▶ _JOB_
Locate and copy all lines bearing the word "Schenk".

▶ _SUPPLIED RECORDS_
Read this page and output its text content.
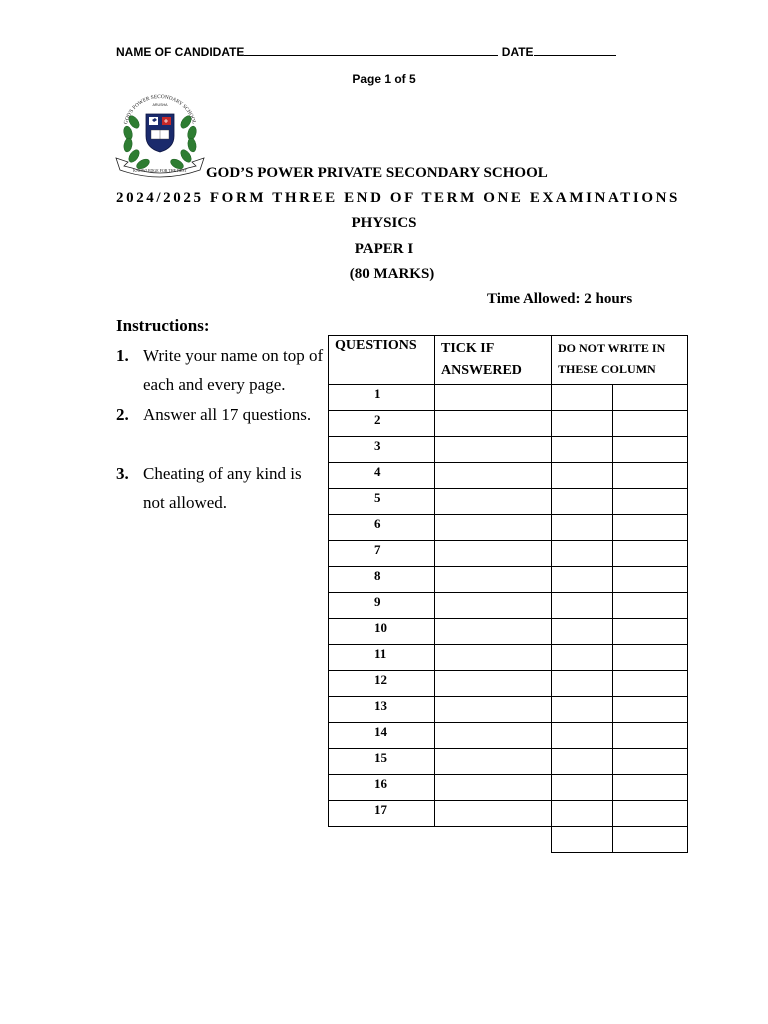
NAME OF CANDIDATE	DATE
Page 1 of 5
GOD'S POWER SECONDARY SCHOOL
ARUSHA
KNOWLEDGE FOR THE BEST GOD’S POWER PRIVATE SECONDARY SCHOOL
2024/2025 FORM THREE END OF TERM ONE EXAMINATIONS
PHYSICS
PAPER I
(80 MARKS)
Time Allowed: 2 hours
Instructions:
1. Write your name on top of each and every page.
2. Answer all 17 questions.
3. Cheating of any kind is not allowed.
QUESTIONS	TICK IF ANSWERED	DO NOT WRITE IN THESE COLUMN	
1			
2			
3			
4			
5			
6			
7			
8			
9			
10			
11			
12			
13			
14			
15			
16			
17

---

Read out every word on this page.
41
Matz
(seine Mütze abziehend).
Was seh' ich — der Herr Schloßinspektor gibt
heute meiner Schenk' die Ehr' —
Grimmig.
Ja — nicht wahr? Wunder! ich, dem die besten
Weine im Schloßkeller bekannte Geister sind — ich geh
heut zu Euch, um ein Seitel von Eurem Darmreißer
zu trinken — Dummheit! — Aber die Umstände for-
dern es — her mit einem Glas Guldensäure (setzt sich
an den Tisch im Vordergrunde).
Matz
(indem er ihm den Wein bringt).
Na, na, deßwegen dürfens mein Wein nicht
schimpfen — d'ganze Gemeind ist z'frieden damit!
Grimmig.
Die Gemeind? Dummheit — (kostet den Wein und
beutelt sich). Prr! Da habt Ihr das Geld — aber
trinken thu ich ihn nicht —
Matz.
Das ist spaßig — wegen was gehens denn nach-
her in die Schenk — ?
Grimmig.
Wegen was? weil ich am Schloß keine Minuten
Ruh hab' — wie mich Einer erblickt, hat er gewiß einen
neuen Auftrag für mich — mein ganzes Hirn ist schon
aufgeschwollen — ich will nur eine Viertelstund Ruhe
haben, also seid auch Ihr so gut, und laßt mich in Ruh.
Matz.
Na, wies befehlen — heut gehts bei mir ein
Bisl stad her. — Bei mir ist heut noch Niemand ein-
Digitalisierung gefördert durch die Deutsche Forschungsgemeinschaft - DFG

▶ _EXERCISE ANSWER_
heute meiner Schenk' die Ehr' —
her in die Schenk — ?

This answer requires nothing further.